Nearly 80% of Recovered COVID-19 Patients Show Signs of Heart Damage

A new study in The Journal of the American Medical Association paints a disturbing picture of the long-term effects COVID-19 has on the heart, even after a patient has recovered.

According to the study published on Monday, researchers found that 78 percent of patients had some type of long-term structural changes or damage, even for those people who reported mild coronavirus cases that did not require hospitalization. Infected patients were likely to have evidence of a biomarker usually found after a heart attack even two months after they'd recovered. At least 60 patients had signs of inflammation.

“The results of our study provide important insights into the prevalence of cardiovascular involvement in the early convalescent stage,” wrote lead author Valentina O. Puntmann, MD, PhD, University Hospital Frankfurt in Germany, and colleagues. “Our findings demonstrate that participants with a relative paucity of preexisting cardiovascular condition and with mostly home-based recovery had frequent cardiac inflammatory involvement, which was similar to the hospitalized subgroup with regards to severity and extent.”

The study also found that the severity of a patient's case did not matter. The team wrote that cardiac issues were found in patients with mild and extremely severe cases.

━━━━━━━━━━━━━━━━━━━━━━━━━━━━━━

- _Work order_:
Reproduce the passage of the heart damage article from "According to the" to "signs of inflammation.", substituting "swelling" for "inflammation". None of the work here requires the listing.

━━━━━━━━━━━━━━━━━━━━━━━━━━━━━━

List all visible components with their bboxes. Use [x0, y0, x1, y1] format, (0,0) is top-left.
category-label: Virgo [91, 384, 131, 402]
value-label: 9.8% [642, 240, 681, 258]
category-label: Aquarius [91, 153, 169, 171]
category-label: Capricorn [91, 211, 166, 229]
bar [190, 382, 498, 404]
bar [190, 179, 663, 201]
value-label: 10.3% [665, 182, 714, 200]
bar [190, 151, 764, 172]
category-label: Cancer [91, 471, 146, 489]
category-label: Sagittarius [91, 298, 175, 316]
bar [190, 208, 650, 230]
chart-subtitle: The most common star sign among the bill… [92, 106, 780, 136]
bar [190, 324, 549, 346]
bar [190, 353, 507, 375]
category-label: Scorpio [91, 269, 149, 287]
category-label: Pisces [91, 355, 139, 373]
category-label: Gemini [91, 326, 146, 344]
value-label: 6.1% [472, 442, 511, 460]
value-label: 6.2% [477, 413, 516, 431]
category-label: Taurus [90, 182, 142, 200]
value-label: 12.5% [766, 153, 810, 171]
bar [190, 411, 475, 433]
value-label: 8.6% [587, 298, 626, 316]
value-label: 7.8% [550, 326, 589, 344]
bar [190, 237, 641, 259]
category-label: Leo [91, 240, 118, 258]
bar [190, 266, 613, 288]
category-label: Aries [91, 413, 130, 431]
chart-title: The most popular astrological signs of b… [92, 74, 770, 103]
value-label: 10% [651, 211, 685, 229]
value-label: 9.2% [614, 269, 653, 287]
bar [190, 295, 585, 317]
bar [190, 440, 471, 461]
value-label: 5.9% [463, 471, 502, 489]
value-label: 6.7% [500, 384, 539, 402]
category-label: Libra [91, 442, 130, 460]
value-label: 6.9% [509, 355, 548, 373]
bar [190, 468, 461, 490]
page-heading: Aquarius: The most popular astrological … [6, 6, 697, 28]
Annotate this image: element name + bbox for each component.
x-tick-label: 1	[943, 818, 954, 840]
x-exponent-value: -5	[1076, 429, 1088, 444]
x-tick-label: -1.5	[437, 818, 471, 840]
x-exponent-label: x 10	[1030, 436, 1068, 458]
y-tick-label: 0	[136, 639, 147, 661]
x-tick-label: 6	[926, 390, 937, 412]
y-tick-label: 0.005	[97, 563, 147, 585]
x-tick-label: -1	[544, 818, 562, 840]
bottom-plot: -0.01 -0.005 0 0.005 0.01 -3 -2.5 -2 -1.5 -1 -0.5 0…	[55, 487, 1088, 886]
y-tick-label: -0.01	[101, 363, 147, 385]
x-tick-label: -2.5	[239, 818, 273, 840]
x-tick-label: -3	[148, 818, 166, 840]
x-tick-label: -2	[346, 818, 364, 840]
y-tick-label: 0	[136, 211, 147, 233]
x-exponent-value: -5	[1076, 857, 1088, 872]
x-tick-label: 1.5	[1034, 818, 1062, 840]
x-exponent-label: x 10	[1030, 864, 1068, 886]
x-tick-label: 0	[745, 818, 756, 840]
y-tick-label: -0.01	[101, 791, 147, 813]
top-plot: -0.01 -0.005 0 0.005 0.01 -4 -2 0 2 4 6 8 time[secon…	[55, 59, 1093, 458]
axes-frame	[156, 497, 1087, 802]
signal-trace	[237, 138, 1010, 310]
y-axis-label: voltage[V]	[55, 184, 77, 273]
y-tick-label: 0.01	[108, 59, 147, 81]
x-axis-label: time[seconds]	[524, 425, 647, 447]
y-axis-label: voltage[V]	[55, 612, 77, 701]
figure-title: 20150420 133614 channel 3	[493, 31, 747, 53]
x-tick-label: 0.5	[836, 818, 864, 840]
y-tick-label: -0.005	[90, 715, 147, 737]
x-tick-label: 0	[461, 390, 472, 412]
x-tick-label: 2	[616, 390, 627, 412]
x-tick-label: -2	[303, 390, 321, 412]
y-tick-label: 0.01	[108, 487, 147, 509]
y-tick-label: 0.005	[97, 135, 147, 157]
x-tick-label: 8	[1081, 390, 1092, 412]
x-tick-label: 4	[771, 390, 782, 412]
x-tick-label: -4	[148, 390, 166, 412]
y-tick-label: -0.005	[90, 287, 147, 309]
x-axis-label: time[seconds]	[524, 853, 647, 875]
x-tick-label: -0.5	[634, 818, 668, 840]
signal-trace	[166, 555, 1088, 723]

━━━━━━━━━━━━━━━━━━━━━━━━━━━━━━

- _Result below_:
According to the study published on Monday, researchers found that 78 percent of patients had some type of long-term structural changes or damage, even for those people who reported mild coronavirus cases that did not require hospitalization. Infected patients were likely to have evidence of a biomarker usually found after a heart attack even two months after they'd recovered. At least 60 patients had signs of swelling.